— Start DATA SHOWN —

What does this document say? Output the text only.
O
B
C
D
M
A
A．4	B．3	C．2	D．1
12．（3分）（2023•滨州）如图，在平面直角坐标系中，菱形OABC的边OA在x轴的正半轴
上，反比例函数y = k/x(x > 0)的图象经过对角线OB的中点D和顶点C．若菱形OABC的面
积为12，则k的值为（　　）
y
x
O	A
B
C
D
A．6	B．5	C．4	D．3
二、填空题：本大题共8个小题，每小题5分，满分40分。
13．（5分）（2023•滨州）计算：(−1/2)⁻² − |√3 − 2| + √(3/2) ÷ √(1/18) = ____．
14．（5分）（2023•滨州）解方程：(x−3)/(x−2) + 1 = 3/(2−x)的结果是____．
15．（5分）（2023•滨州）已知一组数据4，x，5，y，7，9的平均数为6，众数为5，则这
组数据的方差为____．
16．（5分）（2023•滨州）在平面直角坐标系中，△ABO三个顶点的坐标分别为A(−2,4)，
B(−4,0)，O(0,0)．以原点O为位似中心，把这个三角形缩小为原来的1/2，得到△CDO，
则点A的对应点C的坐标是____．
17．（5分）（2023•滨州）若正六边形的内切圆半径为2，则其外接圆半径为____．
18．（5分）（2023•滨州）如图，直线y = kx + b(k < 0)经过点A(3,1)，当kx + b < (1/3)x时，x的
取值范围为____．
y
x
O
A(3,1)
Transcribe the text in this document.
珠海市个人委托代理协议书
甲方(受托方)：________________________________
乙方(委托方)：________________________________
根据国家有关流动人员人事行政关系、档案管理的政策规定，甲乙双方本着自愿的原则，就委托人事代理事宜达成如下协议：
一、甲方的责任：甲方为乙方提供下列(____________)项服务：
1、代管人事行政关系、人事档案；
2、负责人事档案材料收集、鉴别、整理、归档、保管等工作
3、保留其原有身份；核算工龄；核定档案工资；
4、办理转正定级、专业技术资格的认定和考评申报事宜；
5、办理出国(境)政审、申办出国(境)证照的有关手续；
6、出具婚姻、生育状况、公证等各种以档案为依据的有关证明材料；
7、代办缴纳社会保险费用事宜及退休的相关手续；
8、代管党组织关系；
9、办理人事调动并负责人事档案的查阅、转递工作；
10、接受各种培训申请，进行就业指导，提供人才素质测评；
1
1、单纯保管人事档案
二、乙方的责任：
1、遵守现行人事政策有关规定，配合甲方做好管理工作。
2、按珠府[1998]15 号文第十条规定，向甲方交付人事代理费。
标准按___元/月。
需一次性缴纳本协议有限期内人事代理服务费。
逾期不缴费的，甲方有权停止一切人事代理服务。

— End DATA SHOWN —

TASK DESCRIPTION
Your task is to print all of the records exactly.

SOLUTION FOR THIS TASK
What does this document say? Output the text only.
O
B
C
D
M
A
A．4	B．3	C．2	D．1
12．（3分）（2023•滨州）如图，在平面直角坐标系中，菱形OABC的边OA在x轴的正半轴
上，反比例函数y = k/x(x > 0)的图象经过对角线OB的中点D和顶点C．若菱形OABC的面
积为12，则k的值为（　　）
y
x
O	A
B
C
D
A．6	B．5	C．4	D．3
二、填空题：本大题共8个小题，每小题5分，满分40分。
13．（5分）（2023•滨州）计算：(−1/2)⁻² − |√3 − 2| + √(3/2) ÷ √(1/18) = ____．
14．（5分）（2023•滨州）解方程：(x−3)/(x−2) + 1 = 3/(2−x)的结果是____．
15．（5分）（2023•滨州）已知一组数据4，x，5，y，7，9的平均数为6，众数为5，则这
组数据的方差为____．
16．（5分）（2023•滨州）在平面直角坐标系中，△ABO三个顶点的坐标分别为A(−2,4)，
B(−4,0)，O(0,0)．以原点O为位似中心，把这个三角形缩小为原来的1/2，得到△CDO，
则点A的对应点C的坐标是____．
17．（5分）（2023•滨州）若正六边形的内切圆半径为2，则其外接圆半径为____．
18．（5分）（2023•滨州）如图，直线y = kx + b(k < 0)经过点A(3,1)，当kx + b < (1/3)x时，x的
取值范围为____．
y
x
O
A(3,1)
Transcribe the text in this document.
珠海市个人委托代理协议书
甲方(受托方)：________________________________
乙方(委托方)：________________________________
根据国家有关流动人员人事行政关系、档案管理的政策规定，甲乙双方本着自愿的原则，就委托人事代理事宜达成如下协议：
一、甲方的责任：甲方为乙方提供下列(____________)项服务：
1、代管人事行政关系、人事档案；
2、负责人事档案材料收集、鉴别、整理、归档、保管等工作
3、保留其原有身份；核算工龄；核定档案工资；
4、办理转正定级、专业技术资格的认定和考评申报事宜；
5、办理出国(境)政审、申办出国(境)证照的有关手续；
6、出具婚姻、生育状况、公证等各种以档案为依据的有关证明材料；
7、代办缴纳社会保险费用事宜及退休的相关手续；
8、代管党组织关系；
9、办理人事调动并负责人事档案的查阅、转递工作；
10、接受各种培训申请，进行就业指导，提供人才素质测评；
1
1、单纯保管人事档案
二、乙方的责任：
1、遵守现行人事政策有关规定，配合甲方做好管理工作。
2、按珠府[1998]15 号文第十条规定，向甲方交付人事代理费。
标准按___元/月。
需一次性缴纳本协议有限期内人事代理服务费。
逾期不缴费的，甲方有权停止一切人事代理服务。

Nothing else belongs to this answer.